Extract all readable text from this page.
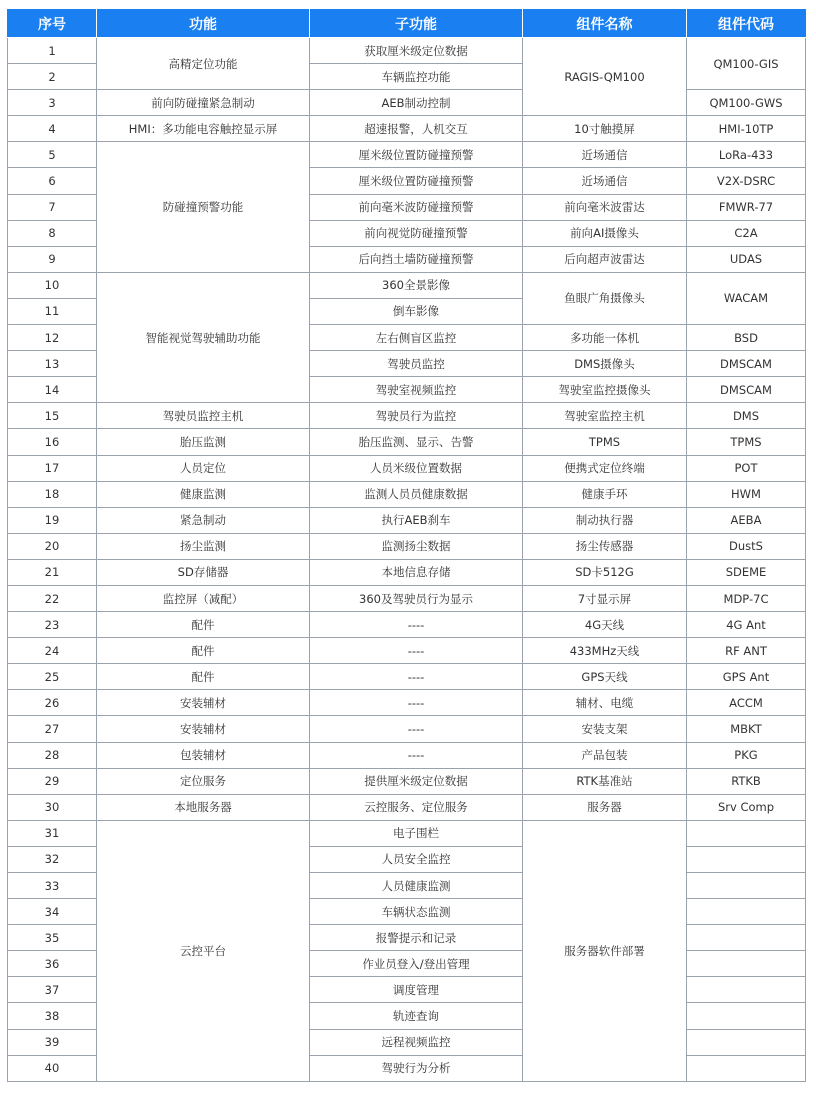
序号	功能	子功能	组件名称	组件代码
1	高精定位功能	获取厘米级定位数据	RAGIS-QM100	QM100-GIS
2		车辆监控功能		
3	前向防碰撞紧急制动	AEB制动控制		QM100-GWS
4	HMI：多功能电容触控显示屏	超速报警，人机交互	10寸触摸屏	HMI-10TP
5	防碰撞预警功能	厘米级位置防碰撞预警	近场通信	LoRa-433
6		厘米级位置防碰撞预警	近场通信	V2X-DSRC
7		前向毫米波防碰撞预警	前向毫米波雷达	FMWR-77
8		前向视觉防碰撞预警	前向AI摄像头	C2A
9		后向挡土墙防碰撞预警	后向超声波雷达	UDAS
10	智能视觉驾驶辅助功能	360全景影像	鱼眼广角摄像头	WACAM
11		倒车影像		
12		左右侧盲区监控	多功能一体机	BSD
13		驾驶员监控	DMS摄像头	DMSCAM
14		驾驶室视频监控	驾驶室监控摄像头	DMSCAM
15	驾驶员监控主机	驾驶员行为监控	驾驶室监控主机	DMS
16	胎压监测	胎压监测、显示、告警	TPMS	TPMS
17	人员定位	人员米级位置数据	便携式定位终端	POT
18	健康监测	监测人员员健康数据	健康手环	HWM
19	紧急制动	执行AEB刹车	制动执行器	AEBA
20	扬尘监测	监测扬尘数据	扬尘传感器	DustS
21	SD存储器	本地信息存储	SD卡512G	SDEME
22	监控屏（减配）	360及驾驶员行为显示	7寸显示屏	MDP-7C
23	配件	----	4G天线	4G Ant
24	配件	----	433MHz天线	RF ANT
25	配件	----	GPS天线	GPS Ant
26	安装辅材	----	辅材、电缆	ACCM
27	安装辅材	----	安装支架	MBKT
28	包装辅材	----	产品包装	PKG
29	定位服务	提供厘米级定位数据	RTK基准站	RTKB
30	本地服务器	云控服务、定位服务	服务器	Srv Comp
31	云控平台	电子围栏	服务器软件部署	
32		人员安全监控		
33		人员健康监测		
34		车辆状态监测		
35		报警提示和记录		
36		作业员登入/登出管理		
37		调度管理		
38		轨迹查询		
39		远程视频监控		
40		驾驶行为分析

--------------------

▶ **Problem requirements**
Restate each entry word for word, leaving out any pictures.

▶ **Completed exercise**
Extract all readable text from this page.
序号	功能	子功能	组件名称	组件代码
1	高精定位功能	获取厘米级定位数据	RAGIS-QM100	QM100-GIS
2		车辆监控功能		
3	前向防碰撞紧急制动	AEB制动控制		QM100-GWS
4	HMI：多功能电容触控显示屏	超速报警，人机交互	10寸触摸屏	HMI-10TP
5	防碰撞预警功能	厘米级位置防碰撞预警	近场通信	LoRa-433
6		厘米级位置防碰撞预警	近场通信	V2X-DSRC
7		前向毫米波防碰撞预警	前向毫米波雷达	FMWR-77
8		前向视觉防碰撞预警	前向AI摄像头	C2A
9		后向挡土墙防碰撞预警	后向超声波雷达	UDAS
10	智能视觉驾驶辅助功能	360全景影像	鱼眼广角摄像头	WACAM
11		倒车影像		
12		左右侧盲区监控	多功能一体机	BSD
13		驾驶员监控	DMS摄像头	DMSCAM
14		驾驶室视频监控	驾驶室监控摄像头	DMSCAM
15	驾驶员监控主机	驾驶员行为监控	驾驶室监控主机	DMS
16	胎压监测	胎压监测、显示、告警	TPMS	TPMS
17	人员定位	人员米级位置数据	便携式定位终端	POT
18	健康监测	监测人员员健康数据	健康手环	HWM
19	紧急制动	执行AEB刹车	制动执行器	AEBA
20	扬尘监测	监测扬尘数据	扬尘传感器	DustS
21	SD存储器	本地信息存储	SD卡512G	SDEME
22	监控屏（减配）	360及驾驶员行为显示	7寸显示屏	MDP-7C
23	配件	----	4G天线	4G Ant
24	配件	----	433MHz天线	RF ANT
25	配件	----	GPS天线	GPS Ant
26	安装辅材	----	辅材、电缆	ACCM
27	安装辅材	----	安装支架	MBKT
28	包装辅材	----	产品包装	PKG
29	定位服务	提供厘米级定位数据	RTK基准站	RTKB
30	本地服务器	云控服务、定位服务	服务器	Srv Comp
31	云控平台	电子围栏	服务器软件部署	
32		人员安全监控		
33		人员健康监测		
34		车辆状态监测		
35		报警提示和记录		
36		作业员登入/登出管理		
37		调度管理		
38		轨迹查询		
39		远程视频监控		
40		驾驶行为分析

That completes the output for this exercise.